__Work to be completed__. Copy all of the material word for word, except for the pictures.

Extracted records
——

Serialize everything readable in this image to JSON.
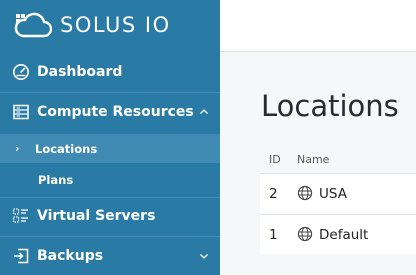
{
  "brand": {
    "name": "SOLUS IO"
  },
  "sidebar": {
    "items": [
      {
        "label": "Dashboard",
        "icon": "speedometer-icon"
      },
      {
        "label": "Compute Resources",
        "icon": "server-list-icon",
        "expanded": true,
        "children": [
          {
            "label": "Locations",
            "active": true,
            "marker": "›"
          },
          {
            "label": "Plans",
            "active": false
          }
        ]
      },
      {
        "label": "Virtual Servers",
        "icon": "virtual-servers-icon"
      },
      {
        "label": "Backups",
        "icon": "backup-icon",
        "expanded": false
      }
    ]
  },
  "main": {
    "title": "Locations",
    "table": {
      "columns": [
        "ID",
        "Name"
      ],
      "rows": [
        {
          "id": "2",
          "name": "USA",
          "icon": "globe-icon"
        },
        {
          "id": "1",
          "name": "Default",
          "icon": "globe-icon"
        }
      ]
    }
  },
  "colors": {
    "sidebar_bg": "#2a7aa6",
    "sidebar_active_bg": "#3f8bb4",
    "content_bg": "#f6f7f8",
    "text_dark": "#2b2b2b"
  }
}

——

__Result below__.
Serialize everything readable in this image to JSON.
{
  "brand": {
    "name": "SOLUS IO"
  },
  "sidebar": {
    "items": [
      {
        "label": "Dashboard",
        "icon": "speedometer-icon"
      },
      {
        "label": "Compute Resources",
        "icon": "server-list-icon",
        "expanded": true,
        "children": [
          {
            "label": "Locations",
            "active": true,
            "marker": "›"
          },
          {
            "label": "Plans",
            "active": false
          }
        ]
      },
      {
        "label": "Virtual Servers",
        "icon": "virtual-servers-icon"
      },
      {
        "label": "Backups",
        "icon": "backup-icon",
        "expanded": false
      }
    ]
  },
  "main": {
    "title": "Locations",
    "table": {
      "columns": [
        "ID",
        "Name"
      ],
      "rows": [
        {
          "id": "2",
          "name": "USA",
          "icon": "globe-icon"
        },
        {
          "id": "1",
          "name": "Default",
          "icon": "globe-icon"
        }
      ]
    }
  },
  "colors": {
    "sidebar_bg": "#2a7aa6",
    "sidebar_active_bg": "#3f8bb4",
    "content_bg": "#f6f7f8",
    "text_dark": "#2b2b2b"
  }
}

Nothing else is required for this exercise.